#### Texto fornecido ####

Em estudos anteriores (Rocha, 1999), vimos identificando as perspectivas de
consolidação de um campo particular – a que temos denominado Perspectivas de uma
Pedagogia da Educação Infantil ou da Infância – que vem se delineando no âmbito do
GT na Anped (mas não exclusivamente nesse espaço, na medida em que os trabalhos
aqui apresentados passam a representar em alguma medida a produção acadêmica dos
programas de pós-graduação), um conjunto de definições conceituais, afirmações e
críticas às orientações teóricas de cunho tradicional instituídas na história da
pedagogia
e, em particular, nos projetos de educação das crianças, tomadas como indivíduos
isolados – meros objetos da intervenção educativa.
55 Portanto, a identificação desta perspectiva baseia-se, sobretudo no
reconhecimento de uma especificidade da educação da pequena infância, num
movimento que busca bases teóricas alicerçadas especialmente na afirmação da infância
como categoria histórico-social e na atenção às determinações materiais e culturais que
as constituem.
Vale ainda lembrar que, nesse movimento de afirmação teórica, os conceitos de
jogo e brincadeira relacionados à linguagem, à construção do conhecimento e aos
processos gerais de desenvolvimento da criança são definidos inicialmente e em
especial sob o ponto de vista da psicologia histórico-cultural (até então denominada
predominantemente pelos autores como perspectiva sócio-histórica), indicando o jogo como eixo da prática pedagógica na educação infantil.7 De forma mais ampla, pautadas,
sobretudo, numa perspectiva crítica à imposição de modelos ou aos modelos de
escolarização tradicionais (conservador e novo), e à centralidade da dimensão cognitiva.
Afirma-se a função educativa, traduzida a partir de indicações comuns sob os eixos
norteadores da ação pedagógica na educação infantil, associada às interações
sociais, à
cultura, ao jogo e às diferentes linguagens, experiências e formas de expressão tomadas
como base da apropriação do conhecimento; a elas se aliam alguns estudos da
linguagem – numa perspectiva teórica que reafirma a natureza social e dialógica da
produção e apropriação de significados.
Nesse caminho, assistimos à afirmação de perspectivas teóricas alicerçadas nas
determinações socioculturais para a compreensão das relações educativas na infância,
acompanhadas da indicação da necessidade de maior atenção às manifestações das
crianças e de sua cultura, marcadas por uma inserção concreta e histórica
contingenciada pelas relações de classe social, gênero, etnia e raça.

####

Seu objetivo
Dê continuidade ao texto sobre a pedagogia da educação infantil, começando logo após a última frase apresentada.

#### Dados selecionados ####

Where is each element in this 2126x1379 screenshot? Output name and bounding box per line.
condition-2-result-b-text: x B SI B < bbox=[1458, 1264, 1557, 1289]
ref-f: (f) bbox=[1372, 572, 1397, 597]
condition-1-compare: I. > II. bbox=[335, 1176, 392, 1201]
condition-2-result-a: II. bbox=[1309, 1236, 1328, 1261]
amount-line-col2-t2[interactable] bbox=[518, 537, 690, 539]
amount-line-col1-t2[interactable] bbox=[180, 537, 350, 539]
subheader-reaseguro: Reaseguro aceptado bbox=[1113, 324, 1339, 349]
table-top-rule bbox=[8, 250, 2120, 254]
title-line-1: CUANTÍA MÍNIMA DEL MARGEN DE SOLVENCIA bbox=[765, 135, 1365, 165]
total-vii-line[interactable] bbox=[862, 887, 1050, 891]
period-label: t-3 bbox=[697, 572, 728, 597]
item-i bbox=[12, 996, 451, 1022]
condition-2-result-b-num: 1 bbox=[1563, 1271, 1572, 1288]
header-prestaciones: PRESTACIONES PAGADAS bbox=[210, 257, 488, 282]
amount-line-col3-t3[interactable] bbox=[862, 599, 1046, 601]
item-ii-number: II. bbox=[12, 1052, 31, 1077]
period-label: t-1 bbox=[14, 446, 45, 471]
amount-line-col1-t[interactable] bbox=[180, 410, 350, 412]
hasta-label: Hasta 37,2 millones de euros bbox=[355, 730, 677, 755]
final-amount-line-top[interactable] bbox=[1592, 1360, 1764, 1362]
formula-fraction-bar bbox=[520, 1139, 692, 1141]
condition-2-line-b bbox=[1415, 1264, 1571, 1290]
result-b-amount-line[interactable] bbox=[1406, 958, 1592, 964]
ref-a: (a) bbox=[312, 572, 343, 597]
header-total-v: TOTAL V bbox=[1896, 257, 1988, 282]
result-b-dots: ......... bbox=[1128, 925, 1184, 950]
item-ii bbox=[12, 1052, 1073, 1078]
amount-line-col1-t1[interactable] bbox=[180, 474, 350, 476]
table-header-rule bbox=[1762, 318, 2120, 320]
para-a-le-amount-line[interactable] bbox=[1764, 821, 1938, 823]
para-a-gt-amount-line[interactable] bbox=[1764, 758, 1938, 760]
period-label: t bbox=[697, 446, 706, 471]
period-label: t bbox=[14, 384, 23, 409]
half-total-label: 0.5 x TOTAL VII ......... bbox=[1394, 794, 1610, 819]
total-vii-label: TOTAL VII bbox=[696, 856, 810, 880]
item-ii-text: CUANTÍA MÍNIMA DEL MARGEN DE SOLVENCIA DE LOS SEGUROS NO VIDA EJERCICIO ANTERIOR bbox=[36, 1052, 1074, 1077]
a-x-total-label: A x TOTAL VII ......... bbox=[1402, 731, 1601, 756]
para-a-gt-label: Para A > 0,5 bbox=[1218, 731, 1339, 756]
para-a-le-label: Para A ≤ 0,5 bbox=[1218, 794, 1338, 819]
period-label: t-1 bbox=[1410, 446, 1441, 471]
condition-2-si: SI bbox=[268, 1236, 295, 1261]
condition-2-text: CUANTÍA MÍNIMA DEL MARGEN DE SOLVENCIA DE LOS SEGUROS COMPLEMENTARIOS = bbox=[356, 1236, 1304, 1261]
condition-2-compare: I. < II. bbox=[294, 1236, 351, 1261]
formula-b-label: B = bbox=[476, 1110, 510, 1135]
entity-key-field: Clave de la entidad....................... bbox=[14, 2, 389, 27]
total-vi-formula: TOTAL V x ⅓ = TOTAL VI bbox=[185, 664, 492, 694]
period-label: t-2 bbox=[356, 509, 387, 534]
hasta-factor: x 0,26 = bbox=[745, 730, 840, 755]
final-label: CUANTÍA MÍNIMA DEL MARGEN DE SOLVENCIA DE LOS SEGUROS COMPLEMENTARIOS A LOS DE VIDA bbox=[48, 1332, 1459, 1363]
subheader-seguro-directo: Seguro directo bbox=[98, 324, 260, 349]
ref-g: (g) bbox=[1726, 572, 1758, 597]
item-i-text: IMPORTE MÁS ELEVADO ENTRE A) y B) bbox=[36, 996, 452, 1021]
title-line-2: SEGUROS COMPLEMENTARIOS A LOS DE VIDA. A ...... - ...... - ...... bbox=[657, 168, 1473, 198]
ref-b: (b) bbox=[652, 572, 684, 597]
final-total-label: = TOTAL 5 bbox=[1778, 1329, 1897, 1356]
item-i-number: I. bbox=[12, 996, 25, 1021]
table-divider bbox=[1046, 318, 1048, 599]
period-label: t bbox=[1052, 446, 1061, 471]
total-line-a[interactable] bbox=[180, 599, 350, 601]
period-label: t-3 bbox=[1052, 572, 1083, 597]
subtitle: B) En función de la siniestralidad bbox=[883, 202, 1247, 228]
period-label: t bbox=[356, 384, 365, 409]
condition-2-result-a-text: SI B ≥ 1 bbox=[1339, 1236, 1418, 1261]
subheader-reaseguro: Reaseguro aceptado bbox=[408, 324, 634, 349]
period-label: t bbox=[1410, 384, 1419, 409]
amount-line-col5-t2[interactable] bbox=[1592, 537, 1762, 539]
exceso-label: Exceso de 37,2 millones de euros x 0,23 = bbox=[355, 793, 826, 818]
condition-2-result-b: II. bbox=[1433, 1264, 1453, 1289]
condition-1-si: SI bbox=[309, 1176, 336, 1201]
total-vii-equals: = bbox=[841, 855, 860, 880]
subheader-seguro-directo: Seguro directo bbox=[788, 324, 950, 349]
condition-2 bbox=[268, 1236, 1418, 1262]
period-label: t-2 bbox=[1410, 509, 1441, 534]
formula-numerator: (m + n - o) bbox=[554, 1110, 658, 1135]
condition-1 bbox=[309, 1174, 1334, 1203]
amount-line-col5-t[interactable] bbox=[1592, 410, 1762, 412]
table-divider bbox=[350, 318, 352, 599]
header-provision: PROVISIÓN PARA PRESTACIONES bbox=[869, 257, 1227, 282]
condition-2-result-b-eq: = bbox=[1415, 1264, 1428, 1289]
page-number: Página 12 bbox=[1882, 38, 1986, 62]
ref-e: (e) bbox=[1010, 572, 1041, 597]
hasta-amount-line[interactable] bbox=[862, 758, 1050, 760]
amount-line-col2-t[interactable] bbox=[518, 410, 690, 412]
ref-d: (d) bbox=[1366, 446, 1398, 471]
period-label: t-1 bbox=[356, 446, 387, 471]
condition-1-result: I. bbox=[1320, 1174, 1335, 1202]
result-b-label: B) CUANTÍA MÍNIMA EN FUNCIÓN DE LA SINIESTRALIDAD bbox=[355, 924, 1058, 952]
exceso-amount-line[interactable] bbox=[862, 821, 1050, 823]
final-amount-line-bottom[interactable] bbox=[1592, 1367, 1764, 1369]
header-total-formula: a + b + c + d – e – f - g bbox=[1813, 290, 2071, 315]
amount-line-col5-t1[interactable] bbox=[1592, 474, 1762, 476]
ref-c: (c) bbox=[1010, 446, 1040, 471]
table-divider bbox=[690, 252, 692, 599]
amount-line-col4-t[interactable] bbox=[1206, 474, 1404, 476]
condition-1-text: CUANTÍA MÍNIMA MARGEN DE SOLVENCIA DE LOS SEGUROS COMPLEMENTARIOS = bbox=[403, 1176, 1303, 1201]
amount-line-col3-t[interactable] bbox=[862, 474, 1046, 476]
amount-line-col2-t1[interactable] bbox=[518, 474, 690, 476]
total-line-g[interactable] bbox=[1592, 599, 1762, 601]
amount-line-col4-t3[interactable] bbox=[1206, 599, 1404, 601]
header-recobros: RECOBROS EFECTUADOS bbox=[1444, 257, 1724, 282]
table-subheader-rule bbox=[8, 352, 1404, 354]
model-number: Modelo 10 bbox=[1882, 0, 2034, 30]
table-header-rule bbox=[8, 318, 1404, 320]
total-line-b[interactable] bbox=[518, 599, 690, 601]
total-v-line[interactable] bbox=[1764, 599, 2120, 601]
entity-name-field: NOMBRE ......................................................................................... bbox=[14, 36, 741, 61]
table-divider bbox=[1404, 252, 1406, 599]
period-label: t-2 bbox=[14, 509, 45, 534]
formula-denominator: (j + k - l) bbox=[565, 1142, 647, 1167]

####

Resposta à tarefa
Indica-se assim, no âmbito da pesquisa representada no GT, a especificidade da
educação da pequena infância e a insuficiência de metodologias convencionais de
pesquisa para o estudo das crianças, da infância e de sua educação. Nesse campo, passa-
se a exigir um alargamento das pesquisas para além dos estudos que tomam como fonte
privilegiada, sobretudo as profissionais, as famílias ou os processos pedagógicos, e que
dão pouca atenção às relações educativas estabelecidas com as crianças.
7 Esta denominação, até o início dos anos noventa, foi utilizada pelos autores para diferenciar-se
da perspectiva interacionista / construtivista representada por Piaget. Os teóricos de referência
citados nesta linha de estudos são Vygotsky, Luria, Leontiev, e também Wallon.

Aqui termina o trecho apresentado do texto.